**What you need to do**
Starting with the line with "243, 101, 248]" and going on through the line with "360, 246, 366]", give the listing lines again with "profile-line" swapped for "bio-line" and nothing else changed.

——

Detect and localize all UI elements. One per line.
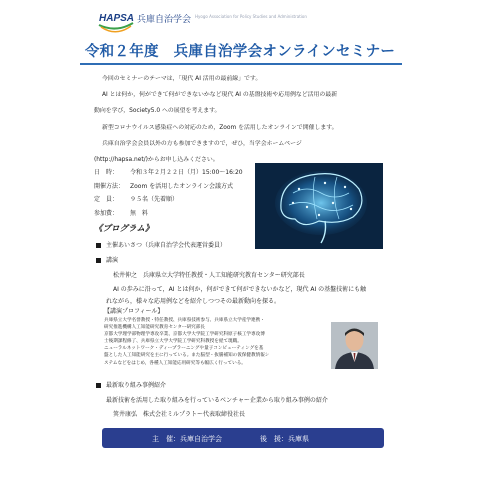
bullet-icon	[96, 243, 101, 248]
profile-line: 兵庫県立大学名誉教授・特任教授、兵庫県技術参与、兵庫県立大学産学連携・	[104, 318, 265, 323]
profile-label: 【講演プロフィール】	[104, 308, 164, 315]
profile-line: 研究推進機構人工知能研究教育センター研究部長	[104, 325, 205, 331]
lecture-description: AI の歩みに沿って，AI とは何か，何ができて何ができないかなど，現代 AI の基盤技術にも触	[113, 286, 367, 293]
capacity-value: ９５名（先着順）	[130, 196, 179, 203]
organizer: 主 催：兵庫自治学会	[152, 435, 222, 443]
case-description: 最新技術を活用した取り組みを行っているベンチャー企業から取り組み事例の紹介	[106, 397, 328, 404]
title-divider	[80, 63, 402, 65]
logo-mark-text: HAPSA	[99, 13, 135, 24]
intro-line: 兵庫自治学会会員以外の方も参加できますので，ぜひ，当学会ホームページ	[102, 140, 302, 147]
opening-text: 主催あいさつ（兵庫自治学会代表運営委員）	[106, 242, 227, 249]
hapsa-logo	[97, 9, 307, 33]
intro-line: 動向を学び，Society5.0 への展望を考えます。	[94, 108, 221, 115]
event-info	[94, 166, 259, 220]
bullet-icon	[96, 383, 101, 388]
hapsa-logo-mark	[97, 9, 135, 33]
fee-key: 参加費：	[94, 209, 119, 217]
fee-row	[94, 207, 259, 221]
method-key: 開催方法：	[94, 182, 125, 190]
footer-bar	[102, 428, 384, 448]
intro-line: AI とは何か，何ができて何ができないかなど現代 AI の基盤技術や応用例など活用の最新	[102, 92, 338, 99]
intro-text	[94, 71, 394, 168]
method-row	[94, 180, 259, 194]
case-heading: 最新取り組み事例紹介	[106, 382, 167, 389]
page-title: 令和２年度 兵庫自治学会オンラインセミナー	[84, 44, 396, 60]
program-label: 《プログラム》	[94, 224, 154, 234]
profile-line: 士後期課程修了、兵庫県立大学大学院工学研究科教授を経て現職。	[104, 339, 242, 345]
logo-name: 兵庫自治学会	[137, 15, 192, 25]
method-value: Zoom を活用したオンライン会議方式	[130, 182, 234, 190]
profile-line: 京都大学理学部物理学専攻卒業、京都大学大学院工学研究科原子核工学専攻博	[104, 332, 265, 338]
lecturer: 松井伸之 兵庫県立大学特任教授・人工知能研究教育センター研究部長	[113, 272, 305, 279]
profile-line: 盤とした人工知能研究を主に行っている。また脳型・抜腸補知の仮保健教情報シ	[104, 353, 270, 359]
case-item	[96, 380, 166, 389]
logo-subtitle: Hyogo Association for Policy Studies and Administration	[195, 14, 307, 19]
intro-line: 新型コロナウイルス感染症への対応のため，Zoom を活用したオンラインで開催します。	[102, 124, 338, 131]
profile-body	[104, 317, 314, 367]
fee-value: 無 料	[130, 209, 149, 217]
date-row	[94, 166, 259, 180]
profile-line: ステムなどをはじめ，各種人工知能応用研究等も幅広く行っている。	[104, 360, 246, 366]
sponsor: 後 援：兵庫県	[260, 435, 309, 443]
lecturer-photo	[331, 322, 378, 369]
bullet-icon	[96, 258, 101, 263]
brain-illustration	[255, 163, 383, 249]
date-key: 日 時：	[94, 169, 119, 176]
opening-item	[96, 240, 226, 249]
lecture-description: れながら，様々な応用例などを紹介しつつその最新動向を探る。	[106, 298, 281, 305]
lecture-heading: 講演	[106, 257, 119, 264]
person-icon	[331, 322, 378, 369]
capacity-key: 定 員：	[94, 196, 119, 203]
profile-line: ニューラルネットワーク・ディープラーニングや量子コンピューティングを基	[104, 346, 264, 352]
ai-brain-image	[255, 163, 383, 249]
date-value: 令和３年２月２２日（月）15:00〜16:20	[130, 169, 243, 176]
lecture-item	[96, 255, 118, 264]
intro-link-line[interactable]: (http://hapsa.net/)からお申し込みください。	[94, 157, 219, 164]
capacity-row	[94, 193, 259, 207]
case-speaker: 箕井康弘 株式会社ミルプラトー代表取締役社長	[113, 411, 246, 418]
intro-line: 今回のセミナーのテーマは，「現代 AI 活用の最前線」です。	[102, 76, 262, 82]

——

**Full response**
bullet-icon	[96, 243, 101, 248]
bio-line: 兵庫県立大学名誉教授・特任教授、兵庫県技術参与、兵庫県立大学産学連携・	[104, 318, 265, 323]
profile-label: 【講演プロフィール】	[104, 308, 164, 315]
bio-line: 研究推進機構人工知能研究教育センター研究部長	[104, 325, 205, 331]
lecture-description: AI の歩みに沿って，AI とは何か，何ができて何ができないかなど，現代 AI の基盤技術にも触	[113, 286, 367, 293]
capacity-value: ９５名（先着順）	[130, 196, 179, 203]
organizer: 主 催：兵庫自治学会	[152, 435, 222, 443]
case-description: 最新技術を活用した取り組みを行っているベンチャー企業から取り組み事例の紹介	[106, 397, 328, 404]
title-divider	[80, 63, 402, 65]
logo-mark-text: HAPSA	[99, 13, 135, 24]
intro-line: 兵庫自治学会会員以外の方も参加できますので，ぜひ，当学会ホームページ	[102, 140, 302, 147]
opening-text: 主催あいさつ（兵庫自治学会代表運営委員）	[106, 242, 227, 249]
hapsa-logo	[97, 9, 307, 33]
intro-line: 動向を学び，Society5.0 への展望を考えます。	[94, 108, 221, 115]
event-info	[94, 166, 259, 220]
bullet-icon	[96, 383, 101, 388]
hapsa-logo-mark	[97, 9, 135, 33]
fee-key: 参加費：	[94, 209, 119, 217]
fee-row	[94, 207, 259, 221]
method-key: 開催方法：	[94, 182, 125, 190]
footer-bar	[102, 428, 384, 448]
intro-line: AI とは何か，何ができて何ができないかなど現代 AI の基盤技術や応用例など活用の最新	[102, 92, 338, 99]
intro-text	[94, 71, 394, 168]
method-row	[94, 180, 259, 194]
case-heading: 最新取り組み事例紹介	[106, 382, 167, 389]
page-title: 令和２年度 兵庫自治学会オンラインセミナー	[84, 44, 396, 60]
program-label: 《プログラム》	[94, 224, 154, 234]
bio-line: 士後期課程修了、兵庫県立大学大学院工学研究科教授を経て現職。	[104, 339, 242, 345]
logo-name: 兵庫自治学会	[137, 15, 192, 25]
method-value: Zoom を活用したオンライン会議方式	[130, 182, 234, 190]
bio-line: 京都大学理学部物理学専攻卒業、京都大学大学院工学研究科原子核工学専攻博	[104, 332, 265, 338]
lecturer: 松井伸之 兵庫県立大学特任教授・人工知能研究教育センター研究部長	[113, 272, 305, 279]
bio-line: 盤とした人工知能研究を主に行っている。また脳型・抜腸補知の仮保健教情報シ	[104, 353, 270, 359]
case-item	[96, 380, 166, 389]
logo-subtitle: Hyogo Association for Policy Studies and Administration	[195, 14, 307, 19]
intro-line: 新型コロナウイルス感染症への対応のため，Zoom を活用したオンラインで開催します。	[102, 124, 338, 131]
profile-body	[104, 317, 314, 367]
fee-value: 無 料	[130, 209, 149, 217]
date-row	[94, 166, 259, 180]
bio-line: ステムなどをはじめ，各種人工知能応用研究等も幅広く行っている。	[104, 360, 246, 366]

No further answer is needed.